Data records
++++++++
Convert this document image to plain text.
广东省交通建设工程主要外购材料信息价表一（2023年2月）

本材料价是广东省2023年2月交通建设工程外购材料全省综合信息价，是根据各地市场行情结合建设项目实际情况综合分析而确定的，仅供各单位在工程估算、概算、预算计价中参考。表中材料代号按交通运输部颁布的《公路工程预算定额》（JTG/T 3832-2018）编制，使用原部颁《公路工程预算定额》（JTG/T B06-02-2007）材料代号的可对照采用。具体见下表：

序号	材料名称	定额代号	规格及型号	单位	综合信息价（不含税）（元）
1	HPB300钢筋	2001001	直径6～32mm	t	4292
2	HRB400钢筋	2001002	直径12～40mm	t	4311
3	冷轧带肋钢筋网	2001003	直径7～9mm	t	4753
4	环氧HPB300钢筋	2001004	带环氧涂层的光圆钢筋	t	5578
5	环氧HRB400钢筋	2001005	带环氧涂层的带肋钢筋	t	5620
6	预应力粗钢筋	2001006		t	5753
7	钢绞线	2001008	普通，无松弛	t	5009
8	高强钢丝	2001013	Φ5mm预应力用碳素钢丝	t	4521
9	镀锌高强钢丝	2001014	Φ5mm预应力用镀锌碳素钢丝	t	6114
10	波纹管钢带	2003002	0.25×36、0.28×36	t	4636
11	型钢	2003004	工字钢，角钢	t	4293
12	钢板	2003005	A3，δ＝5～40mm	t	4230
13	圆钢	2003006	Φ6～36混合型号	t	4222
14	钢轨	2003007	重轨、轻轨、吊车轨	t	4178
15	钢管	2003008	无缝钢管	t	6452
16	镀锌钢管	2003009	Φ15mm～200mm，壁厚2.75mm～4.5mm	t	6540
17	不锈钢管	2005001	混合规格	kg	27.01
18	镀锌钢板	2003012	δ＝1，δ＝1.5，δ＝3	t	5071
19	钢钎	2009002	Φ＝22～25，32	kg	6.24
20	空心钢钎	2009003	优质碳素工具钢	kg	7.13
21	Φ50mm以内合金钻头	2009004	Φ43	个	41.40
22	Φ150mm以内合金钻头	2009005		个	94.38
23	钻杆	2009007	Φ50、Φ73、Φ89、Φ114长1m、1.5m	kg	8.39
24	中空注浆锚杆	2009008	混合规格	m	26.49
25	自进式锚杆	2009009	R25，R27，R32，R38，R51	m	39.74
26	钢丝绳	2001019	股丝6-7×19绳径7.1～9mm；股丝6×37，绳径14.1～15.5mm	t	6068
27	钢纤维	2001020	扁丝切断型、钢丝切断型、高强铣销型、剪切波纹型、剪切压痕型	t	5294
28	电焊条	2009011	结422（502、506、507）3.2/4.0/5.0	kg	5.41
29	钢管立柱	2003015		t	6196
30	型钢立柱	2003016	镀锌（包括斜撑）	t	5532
++++++++
What the task requires: Write out the whole listing exactly.

Response:
Convert this document image to plain text.
广东省交通建设工程主要外购材料信息价表一（2023年2月）

本材料价是广东省2023年2月交通建设工程外购材料全省综合信息价，是根据各地市场行情结合建设项目实际情况综合分析而确定的，仅供各单位在工程估算、概算、预算计价中参考。表中材料代号按交通运输部颁布的《公路工程预算定额》（JTG/T 3832-2018）编制，使用原部颁《公路工程预算定额》（JTG/T B06-02-2007）材料代号的可对照采用。具体见下表：

序号	材料名称	定额代号	规格及型号	单位	综合信息价（不含税）（元）
1	HPB300钢筋	2001001	直径6～32mm	t	4292
2	HRB400钢筋	2001002	直径12～40mm	t	4311
3	冷轧带肋钢筋网	2001003	直径7～9mm	t	4753
4	环氧HPB300钢筋	2001004	带环氧涂层的光圆钢筋	t	5578
5	环氧HRB400钢筋	2001005	带环氧涂层的带肋钢筋	t	5620
6	预应力粗钢筋	2001006		t	5753
7	钢绞线	2001008	普通，无松弛	t	5009
8	高强钢丝	2001013	Φ5mm预应力用碳素钢丝	t	4521
9	镀锌高强钢丝	2001014	Φ5mm预应力用镀锌碳素钢丝	t	6114
10	波纹管钢带	2003002	0.25×36、0.28×36	t	4636
11	型钢	2003004	工字钢，角钢	t	4293
12	钢板	2003005	A3，δ＝5～40mm	t	4230
13	圆钢	2003006	Φ6～36混合型号	t	4222
14	钢轨	2003007	重轨、轻轨、吊车轨	t	4178
15	钢管	2003008	无缝钢管	t	6452
16	镀锌钢管	2003009	Φ15mm～200mm，壁厚2.75mm～4.5mm	t	6540
17	不锈钢管	2005001	混合规格	kg	27.01
18	镀锌钢板	2003012	δ＝1，δ＝1.5，δ＝3	t	5071
19	钢钎	2009002	Φ＝22～25，32	kg	6.24
20	空心钢钎	2009003	优质碳素工具钢	kg	7.13
21	Φ50mm以内合金钻头	2009004	Φ43	个	41.40
22	Φ150mm以内合金钻头	2009005		个	94.38
23	钻杆	2009007	Φ50、Φ73、Φ89、Φ114长1m、1.5m	kg	8.39
24	中空注浆锚杆	2009008	混合规格	m	26.49
25	自进式锚杆	2009009	R25，R27，R32，R38，R51	m	39.74
26	钢丝绳	2001019	股丝6-7×19绳径7.1～9mm；股丝6×37，绳径14.1～15.5mm	t	6068
27	钢纤维	2001020	扁丝切断型、钢丝切断型、高强铣销型、剪切波纹型、剪切压痕型	t	5294
28	电焊条	2009011	结422（502、506、507）3.2/4.0/5.0	kg	5.41
29	钢管立柱	2003015		t	6196
30	型钢立柱	2003016	镀锌（包括斜撑）	t	5532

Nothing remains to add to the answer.